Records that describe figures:
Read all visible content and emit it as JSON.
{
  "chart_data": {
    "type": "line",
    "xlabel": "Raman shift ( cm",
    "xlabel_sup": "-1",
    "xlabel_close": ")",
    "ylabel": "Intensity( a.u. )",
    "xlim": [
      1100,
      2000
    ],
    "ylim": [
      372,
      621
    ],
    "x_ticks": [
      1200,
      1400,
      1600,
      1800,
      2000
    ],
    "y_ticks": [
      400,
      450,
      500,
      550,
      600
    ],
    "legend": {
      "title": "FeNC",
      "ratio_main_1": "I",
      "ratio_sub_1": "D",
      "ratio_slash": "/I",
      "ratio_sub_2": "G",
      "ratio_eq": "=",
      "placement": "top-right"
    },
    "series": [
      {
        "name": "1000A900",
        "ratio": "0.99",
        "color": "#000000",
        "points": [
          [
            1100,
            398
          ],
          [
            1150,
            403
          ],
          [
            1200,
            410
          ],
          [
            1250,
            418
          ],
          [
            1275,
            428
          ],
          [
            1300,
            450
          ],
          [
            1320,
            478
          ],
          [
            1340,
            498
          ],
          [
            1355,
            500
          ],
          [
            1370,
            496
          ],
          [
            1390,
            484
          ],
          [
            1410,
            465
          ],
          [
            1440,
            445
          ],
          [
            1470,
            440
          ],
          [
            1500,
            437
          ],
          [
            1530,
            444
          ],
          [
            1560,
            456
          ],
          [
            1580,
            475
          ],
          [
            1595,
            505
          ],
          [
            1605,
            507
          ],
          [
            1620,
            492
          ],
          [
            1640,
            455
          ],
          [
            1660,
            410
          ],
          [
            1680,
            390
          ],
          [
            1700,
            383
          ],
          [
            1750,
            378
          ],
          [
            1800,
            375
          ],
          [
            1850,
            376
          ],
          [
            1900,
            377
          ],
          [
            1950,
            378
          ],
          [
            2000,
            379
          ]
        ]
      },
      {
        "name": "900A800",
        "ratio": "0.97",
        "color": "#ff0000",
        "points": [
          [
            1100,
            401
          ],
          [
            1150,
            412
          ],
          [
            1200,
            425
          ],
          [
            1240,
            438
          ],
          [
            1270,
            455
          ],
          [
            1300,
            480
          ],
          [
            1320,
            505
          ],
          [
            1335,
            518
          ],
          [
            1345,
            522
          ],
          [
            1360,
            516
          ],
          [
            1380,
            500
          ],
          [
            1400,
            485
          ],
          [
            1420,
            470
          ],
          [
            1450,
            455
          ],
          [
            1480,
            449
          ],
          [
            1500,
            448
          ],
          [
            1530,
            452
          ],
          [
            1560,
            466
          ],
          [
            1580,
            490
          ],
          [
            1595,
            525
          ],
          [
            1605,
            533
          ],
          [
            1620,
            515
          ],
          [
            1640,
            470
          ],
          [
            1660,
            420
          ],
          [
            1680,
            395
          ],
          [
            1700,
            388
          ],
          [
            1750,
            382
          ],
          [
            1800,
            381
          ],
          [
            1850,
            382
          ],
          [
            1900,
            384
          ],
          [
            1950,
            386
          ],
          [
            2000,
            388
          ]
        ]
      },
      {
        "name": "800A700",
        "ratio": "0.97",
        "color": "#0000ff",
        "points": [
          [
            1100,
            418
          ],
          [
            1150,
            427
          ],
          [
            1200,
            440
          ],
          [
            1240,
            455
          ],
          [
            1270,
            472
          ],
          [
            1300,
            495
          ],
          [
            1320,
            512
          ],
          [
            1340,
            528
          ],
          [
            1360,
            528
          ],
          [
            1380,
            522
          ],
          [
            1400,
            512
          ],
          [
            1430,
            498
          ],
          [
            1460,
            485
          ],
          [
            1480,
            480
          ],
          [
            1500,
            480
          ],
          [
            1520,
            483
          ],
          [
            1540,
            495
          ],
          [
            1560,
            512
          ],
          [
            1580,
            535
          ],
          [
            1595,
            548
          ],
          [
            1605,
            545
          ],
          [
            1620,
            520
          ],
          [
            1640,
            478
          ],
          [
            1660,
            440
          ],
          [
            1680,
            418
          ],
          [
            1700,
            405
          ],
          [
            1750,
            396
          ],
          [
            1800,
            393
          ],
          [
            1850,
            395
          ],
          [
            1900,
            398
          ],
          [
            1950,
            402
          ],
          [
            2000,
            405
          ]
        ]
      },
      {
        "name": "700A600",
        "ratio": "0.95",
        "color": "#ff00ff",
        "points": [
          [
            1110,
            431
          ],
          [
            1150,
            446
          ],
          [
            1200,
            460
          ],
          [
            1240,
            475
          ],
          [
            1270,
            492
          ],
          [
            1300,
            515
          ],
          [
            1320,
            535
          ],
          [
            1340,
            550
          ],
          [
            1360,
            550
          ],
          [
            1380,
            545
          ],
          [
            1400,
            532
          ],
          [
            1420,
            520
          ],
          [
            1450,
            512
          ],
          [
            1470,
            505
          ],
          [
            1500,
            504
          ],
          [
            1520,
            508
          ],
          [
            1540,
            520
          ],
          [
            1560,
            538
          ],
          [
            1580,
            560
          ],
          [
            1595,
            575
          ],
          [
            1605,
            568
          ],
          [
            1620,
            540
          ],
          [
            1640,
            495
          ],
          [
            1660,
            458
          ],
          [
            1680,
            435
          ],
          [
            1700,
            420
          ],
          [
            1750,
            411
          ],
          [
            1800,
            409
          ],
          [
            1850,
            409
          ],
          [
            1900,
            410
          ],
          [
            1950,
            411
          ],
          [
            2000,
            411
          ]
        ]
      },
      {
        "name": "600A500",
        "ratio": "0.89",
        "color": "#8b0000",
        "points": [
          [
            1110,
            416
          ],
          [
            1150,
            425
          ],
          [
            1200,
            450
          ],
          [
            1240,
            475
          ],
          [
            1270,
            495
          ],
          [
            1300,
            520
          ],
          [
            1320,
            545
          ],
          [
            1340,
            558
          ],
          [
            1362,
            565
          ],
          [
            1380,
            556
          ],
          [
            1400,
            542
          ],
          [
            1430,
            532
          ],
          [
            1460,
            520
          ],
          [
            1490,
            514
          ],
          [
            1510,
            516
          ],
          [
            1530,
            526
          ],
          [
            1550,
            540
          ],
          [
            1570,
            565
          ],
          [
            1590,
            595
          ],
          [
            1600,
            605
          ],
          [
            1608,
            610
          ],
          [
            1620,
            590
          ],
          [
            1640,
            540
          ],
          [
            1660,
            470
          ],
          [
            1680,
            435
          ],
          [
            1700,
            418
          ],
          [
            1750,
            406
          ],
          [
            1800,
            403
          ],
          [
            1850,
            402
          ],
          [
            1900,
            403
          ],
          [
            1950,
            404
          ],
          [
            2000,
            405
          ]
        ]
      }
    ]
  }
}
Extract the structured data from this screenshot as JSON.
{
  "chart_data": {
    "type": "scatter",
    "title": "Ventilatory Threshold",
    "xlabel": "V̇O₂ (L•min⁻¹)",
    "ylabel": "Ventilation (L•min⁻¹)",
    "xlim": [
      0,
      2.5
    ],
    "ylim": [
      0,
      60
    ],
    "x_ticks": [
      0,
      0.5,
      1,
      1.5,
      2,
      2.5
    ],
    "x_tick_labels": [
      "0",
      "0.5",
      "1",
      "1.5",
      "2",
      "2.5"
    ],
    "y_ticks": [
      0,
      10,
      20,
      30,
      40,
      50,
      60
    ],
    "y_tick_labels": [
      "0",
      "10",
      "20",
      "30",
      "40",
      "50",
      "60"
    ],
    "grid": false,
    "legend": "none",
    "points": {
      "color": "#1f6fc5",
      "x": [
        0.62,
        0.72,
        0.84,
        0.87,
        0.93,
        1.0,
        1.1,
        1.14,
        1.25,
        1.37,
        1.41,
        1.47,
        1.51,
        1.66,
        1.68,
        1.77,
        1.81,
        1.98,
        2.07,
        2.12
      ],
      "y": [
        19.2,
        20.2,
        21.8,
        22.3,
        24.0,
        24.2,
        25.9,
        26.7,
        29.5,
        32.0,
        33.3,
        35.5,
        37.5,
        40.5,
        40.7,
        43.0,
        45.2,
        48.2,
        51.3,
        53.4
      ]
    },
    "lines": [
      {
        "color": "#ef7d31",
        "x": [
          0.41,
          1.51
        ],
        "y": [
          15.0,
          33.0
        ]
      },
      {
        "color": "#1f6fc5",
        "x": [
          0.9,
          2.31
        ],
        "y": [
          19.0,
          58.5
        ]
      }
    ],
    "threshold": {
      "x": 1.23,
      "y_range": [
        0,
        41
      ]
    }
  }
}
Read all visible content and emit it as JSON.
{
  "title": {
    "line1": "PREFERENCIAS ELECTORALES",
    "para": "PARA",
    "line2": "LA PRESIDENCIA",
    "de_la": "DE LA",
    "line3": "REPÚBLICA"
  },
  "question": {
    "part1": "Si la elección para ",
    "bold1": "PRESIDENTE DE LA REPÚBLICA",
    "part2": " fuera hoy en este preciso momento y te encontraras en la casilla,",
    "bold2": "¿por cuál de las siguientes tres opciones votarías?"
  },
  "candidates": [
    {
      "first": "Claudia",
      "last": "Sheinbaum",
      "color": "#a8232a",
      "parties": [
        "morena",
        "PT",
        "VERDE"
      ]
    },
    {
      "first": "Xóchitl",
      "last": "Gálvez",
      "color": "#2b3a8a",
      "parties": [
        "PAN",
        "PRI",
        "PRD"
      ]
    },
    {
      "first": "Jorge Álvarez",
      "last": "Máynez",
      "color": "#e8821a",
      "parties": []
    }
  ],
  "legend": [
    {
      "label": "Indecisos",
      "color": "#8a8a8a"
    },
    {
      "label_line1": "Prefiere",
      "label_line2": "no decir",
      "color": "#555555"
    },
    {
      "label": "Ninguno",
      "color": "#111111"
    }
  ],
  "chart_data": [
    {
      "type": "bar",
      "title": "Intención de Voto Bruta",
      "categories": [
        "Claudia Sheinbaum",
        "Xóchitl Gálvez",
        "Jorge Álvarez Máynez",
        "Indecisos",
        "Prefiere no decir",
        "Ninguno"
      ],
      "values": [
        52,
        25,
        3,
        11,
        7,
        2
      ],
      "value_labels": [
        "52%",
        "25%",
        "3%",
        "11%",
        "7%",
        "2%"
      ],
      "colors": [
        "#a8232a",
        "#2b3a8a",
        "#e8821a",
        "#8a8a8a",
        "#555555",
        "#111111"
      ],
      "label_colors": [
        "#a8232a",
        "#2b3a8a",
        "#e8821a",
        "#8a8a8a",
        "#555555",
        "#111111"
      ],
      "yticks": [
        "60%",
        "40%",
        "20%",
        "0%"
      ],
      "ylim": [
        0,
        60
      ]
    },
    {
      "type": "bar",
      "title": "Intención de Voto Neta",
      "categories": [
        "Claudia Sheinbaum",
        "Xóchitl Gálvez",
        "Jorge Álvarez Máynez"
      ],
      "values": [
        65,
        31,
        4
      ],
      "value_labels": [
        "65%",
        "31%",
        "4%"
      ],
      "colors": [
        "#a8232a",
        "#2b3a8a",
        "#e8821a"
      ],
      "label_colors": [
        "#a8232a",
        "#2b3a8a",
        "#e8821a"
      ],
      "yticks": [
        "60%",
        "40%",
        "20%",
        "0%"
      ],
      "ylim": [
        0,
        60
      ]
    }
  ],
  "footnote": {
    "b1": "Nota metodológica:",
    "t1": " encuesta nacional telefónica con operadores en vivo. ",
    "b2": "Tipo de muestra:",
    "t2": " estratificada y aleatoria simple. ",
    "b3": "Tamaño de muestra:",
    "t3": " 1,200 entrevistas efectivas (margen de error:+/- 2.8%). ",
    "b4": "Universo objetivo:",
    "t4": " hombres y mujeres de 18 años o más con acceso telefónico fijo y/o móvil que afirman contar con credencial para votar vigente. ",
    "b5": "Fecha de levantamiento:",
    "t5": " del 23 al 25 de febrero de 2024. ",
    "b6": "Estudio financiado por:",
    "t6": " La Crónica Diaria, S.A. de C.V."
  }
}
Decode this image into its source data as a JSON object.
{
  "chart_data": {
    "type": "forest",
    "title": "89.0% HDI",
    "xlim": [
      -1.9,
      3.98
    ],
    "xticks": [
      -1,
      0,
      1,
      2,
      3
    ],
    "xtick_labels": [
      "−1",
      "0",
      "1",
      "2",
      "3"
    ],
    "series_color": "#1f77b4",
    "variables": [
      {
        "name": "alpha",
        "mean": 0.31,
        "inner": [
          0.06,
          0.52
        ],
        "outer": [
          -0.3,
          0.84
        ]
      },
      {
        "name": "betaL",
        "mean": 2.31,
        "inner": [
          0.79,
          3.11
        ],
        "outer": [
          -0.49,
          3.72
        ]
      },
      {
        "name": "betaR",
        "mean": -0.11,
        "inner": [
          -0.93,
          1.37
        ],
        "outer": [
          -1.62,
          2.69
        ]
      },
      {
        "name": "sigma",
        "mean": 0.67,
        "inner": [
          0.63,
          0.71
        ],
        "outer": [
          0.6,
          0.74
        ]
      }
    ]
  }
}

Stated problem
Check each line of the listing above for the string "name", then report only how many lines have it.

Result for this task
9